··· Input for this task ···
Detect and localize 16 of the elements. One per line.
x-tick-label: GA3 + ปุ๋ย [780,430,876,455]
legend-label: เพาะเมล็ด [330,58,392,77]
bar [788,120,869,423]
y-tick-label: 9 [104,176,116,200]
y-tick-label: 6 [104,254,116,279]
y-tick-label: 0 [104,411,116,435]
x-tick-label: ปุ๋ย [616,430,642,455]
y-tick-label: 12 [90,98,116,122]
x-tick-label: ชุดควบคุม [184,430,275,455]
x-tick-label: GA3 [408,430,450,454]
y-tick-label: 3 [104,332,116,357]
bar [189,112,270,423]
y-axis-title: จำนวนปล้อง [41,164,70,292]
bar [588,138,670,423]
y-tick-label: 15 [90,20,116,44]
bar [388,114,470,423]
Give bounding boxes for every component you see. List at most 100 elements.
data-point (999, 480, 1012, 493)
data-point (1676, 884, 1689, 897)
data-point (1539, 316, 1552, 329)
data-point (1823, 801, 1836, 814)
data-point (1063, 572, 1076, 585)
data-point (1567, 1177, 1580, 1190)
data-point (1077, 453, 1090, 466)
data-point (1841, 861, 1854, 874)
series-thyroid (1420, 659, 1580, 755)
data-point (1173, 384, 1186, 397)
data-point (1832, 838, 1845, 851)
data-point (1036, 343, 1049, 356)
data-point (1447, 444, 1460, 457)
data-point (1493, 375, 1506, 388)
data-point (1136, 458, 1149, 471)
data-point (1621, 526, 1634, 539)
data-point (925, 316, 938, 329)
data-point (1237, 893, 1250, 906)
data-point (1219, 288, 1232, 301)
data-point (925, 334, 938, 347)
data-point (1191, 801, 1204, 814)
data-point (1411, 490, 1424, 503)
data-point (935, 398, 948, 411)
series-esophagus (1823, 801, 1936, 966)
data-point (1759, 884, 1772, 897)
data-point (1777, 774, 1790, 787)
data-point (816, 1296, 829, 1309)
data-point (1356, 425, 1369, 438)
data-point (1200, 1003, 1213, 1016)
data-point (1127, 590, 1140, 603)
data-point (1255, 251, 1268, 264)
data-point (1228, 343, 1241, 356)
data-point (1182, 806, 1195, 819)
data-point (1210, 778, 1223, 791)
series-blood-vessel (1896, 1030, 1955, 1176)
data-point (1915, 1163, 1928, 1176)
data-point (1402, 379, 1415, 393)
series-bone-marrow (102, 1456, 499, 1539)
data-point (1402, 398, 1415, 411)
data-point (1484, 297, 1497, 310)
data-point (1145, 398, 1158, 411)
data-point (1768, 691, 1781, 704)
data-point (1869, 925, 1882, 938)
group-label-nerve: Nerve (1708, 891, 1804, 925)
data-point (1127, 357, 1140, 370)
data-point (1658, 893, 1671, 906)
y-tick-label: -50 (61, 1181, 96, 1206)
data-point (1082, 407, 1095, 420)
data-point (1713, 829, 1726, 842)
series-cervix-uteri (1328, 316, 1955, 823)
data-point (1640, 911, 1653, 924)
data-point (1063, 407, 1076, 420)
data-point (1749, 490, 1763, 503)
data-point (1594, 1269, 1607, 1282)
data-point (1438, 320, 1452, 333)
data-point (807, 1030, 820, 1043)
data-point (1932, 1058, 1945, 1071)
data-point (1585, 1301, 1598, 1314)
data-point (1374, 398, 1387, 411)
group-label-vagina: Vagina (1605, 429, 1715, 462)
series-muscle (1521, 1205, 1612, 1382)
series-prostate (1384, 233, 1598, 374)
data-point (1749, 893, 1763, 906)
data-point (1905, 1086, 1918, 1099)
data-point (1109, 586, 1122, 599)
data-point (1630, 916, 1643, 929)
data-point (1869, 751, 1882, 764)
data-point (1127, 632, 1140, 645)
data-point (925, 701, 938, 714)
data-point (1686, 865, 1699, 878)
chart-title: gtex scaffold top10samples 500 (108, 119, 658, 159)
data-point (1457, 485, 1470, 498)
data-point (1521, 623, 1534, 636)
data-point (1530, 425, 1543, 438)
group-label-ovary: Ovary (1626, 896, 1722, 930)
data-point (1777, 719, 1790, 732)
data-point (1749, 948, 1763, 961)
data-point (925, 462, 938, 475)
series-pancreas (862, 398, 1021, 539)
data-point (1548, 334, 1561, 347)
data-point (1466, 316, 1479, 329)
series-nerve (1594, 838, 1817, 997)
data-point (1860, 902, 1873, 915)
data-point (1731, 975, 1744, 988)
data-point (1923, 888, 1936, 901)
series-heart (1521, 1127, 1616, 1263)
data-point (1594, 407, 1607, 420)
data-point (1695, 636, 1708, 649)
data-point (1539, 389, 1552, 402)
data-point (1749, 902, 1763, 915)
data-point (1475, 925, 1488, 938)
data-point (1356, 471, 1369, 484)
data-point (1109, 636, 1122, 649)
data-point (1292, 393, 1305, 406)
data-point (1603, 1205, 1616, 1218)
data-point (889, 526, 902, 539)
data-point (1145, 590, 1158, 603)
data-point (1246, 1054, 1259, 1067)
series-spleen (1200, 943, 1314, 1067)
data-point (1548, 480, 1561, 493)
···
■ Aim of the exercise:
Reproduce the records above verbatim, with every line in the same order and unchanged.

■ Response:
Detect and localize 16 of the elements. One per line.
x-tick-label: GA3 + ปุ๋ย [780,430,876,455]
legend-label: เพาะเมล็ด [330,58,392,77]
bar [788,120,869,423]
y-tick-label: 9 [104,176,116,200]
y-tick-label: 6 [104,254,116,279]
y-tick-label: 0 [104,411,116,435]
x-tick-label: ปุ๋ย [616,430,642,455]
y-tick-label: 12 [90,98,116,122]
x-tick-label: ชุดควบคุม [184,430,275,455]
x-tick-label: GA3 [408,430,450,454]
y-tick-label: 3 [104,332,116,357]
bar [189,112,270,423]
y-axis-title: จำนวนปล้อง [41,164,70,292]
bar [588,138,670,423]
y-tick-label: 15 [90,20,116,44]
bar [388,114,470,423]
Give bounding boxes for every component you see. List at most 100 elements.
data-point (999, 480, 1012, 493)
data-point (1676, 884, 1689, 897)
data-point (1539, 316, 1552, 329)
data-point (1823, 801, 1836, 814)
data-point (1063, 572, 1076, 585)
data-point (1567, 1177, 1580, 1190)
data-point (1077, 453, 1090, 466)
data-point (1841, 861, 1854, 874)
series-thyroid (1420, 659, 1580, 755)
data-point (1173, 384, 1186, 397)
data-point (1832, 838, 1845, 851)
data-point (1036, 343, 1049, 356)
data-point (1447, 444, 1460, 457)
data-point (1493, 375, 1506, 388)
data-point (1136, 458, 1149, 471)
data-point (1621, 526, 1634, 539)
data-point (925, 316, 938, 329)
data-point (1237, 893, 1250, 906)
data-point (1219, 288, 1232, 301)
data-point (925, 334, 938, 347)
data-point (1191, 801, 1204, 814)
data-point (1411, 490, 1424, 503)
data-point (935, 398, 948, 411)
series-esophagus (1823, 801, 1936, 966)
data-point (1759, 884, 1772, 897)
data-point (1777, 774, 1790, 787)
data-point (816, 1296, 829, 1309)
data-point (1356, 425, 1369, 438)
data-point (1200, 1003, 1213, 1016)
data-point (1127, 590, 1140, 603)
data-point (1255, 251, 1268, 264)
data-point (1228, 343, 1241, 356)
data-point (1182, 806, 1195, 819)
data-point (1210, 778, 1223, 791)
series-blood-vessel (1896, 1030, 1955, 1176)
data-point (1915, 1163, 1928, 1176)
data-point (1402, 379, 1415, 393)
series-bone-marrow (102, 1456, 499, 1539)
data-point (1402, 398, 1415, 411)
data-point (1484, 297, 1497, 310)
data-point (1145, 398, 1158, 411)
data-point (1768, 691, 1781, 704)
data-point (1869, 925, 1882, 938)
group-label-nerve: Nerve (1708, 891, 1804, 925)
data-point (1127, 357, 1140, 370)
data-point (1658, 893, 1671, 906)
y-tick-label: -50 (61, 1181, 96, 1206)
data-point (1082, 407, 1095, 420)
data-point (1713, 829, 1726, 842)
series-cervix-uteri (1328, 316, 1955, 823)
data-point (1640, 911, 1653, 924)
data-point (1063, 407, 1076, 420)
data-point (1749, 490, 1763, 503)
data-point (1594, 1269, 1607, 1282)
data-point (1438, 320, 1452, 333)
data-point (807, 1030, 820, 1043)
data-point (1932, 1058, 1945, 1071)
data-point (1585, 1301, 1598, 1314)
data-point (1374, 398, 1387, 411)
group-label-vagina: Vagina (1605, 429, 1715, 462)
series-muscle (1521, 1205, 1612, 1382)
series-prostate (1384, 233, 1598, 374)
data-point (1749, 893, 1763, 906)
data-point (1905, 1086, 1918, 1099)
data-point (1109, 586, 1122, 599)
data-point (1630, 916, 1643, 929)
data-point (1869, 751, 1882, 764)
data-point (1127, 632, 1140, 645)
data-point (925, 701, 938, 714)
data-point (1686, 865, 1699, 878)
chart-title: gtex scaffold top10samples 500 (108, 119, 658, 159)
data-point (1457, 485, 1470, 498)
data-point (1521, 623, 1534, 636)
data-point (1530, 425, 1543, 438)
group-label-ovary: Ovary (1626, 896, 1722, 930)
data-point (1777, 719, 1790, 732)
data-point (1749, 948, 1763, 961)
data-point (925, 462, 938, 475)
series-pancreas (862, 398, 1021, 539)
data-point (1548, 334, 1561, 347)
data-point (1466, 316, 1479, 329)
series-nerve (1594, 838, 1817, 997)
data-point (1860, 902, 1873, 915)
data-point (1731, 975, 1744, 988)
data-point (1923, 888, 1936, 901)
series-heart (1521, 1127, 1616, 1263)
data-point (1594, 407, 1607, 420)
data-point (1695, 636, 1708, 649)
data-point (1539, 389, 1552, 402)
data-point (1749, 902, 1763, 915)
data-point (1475, 925, 1488, 938)
data-point (1356, 471, 1369, 484)
data-point (1109, 636, 1122, 649)
data-point (1292, 393, 1305, 406)
data-point (1603, 1205, 1616, 1218)
data-point (889, 526, 902, 539)
data-point (1145, 590, 1158, 603)
data-point (1246, 1054, 1259, 1067)
series-spleen (1200, 943, 1314, 1067)
data-point (1548, 480, 1561, 493)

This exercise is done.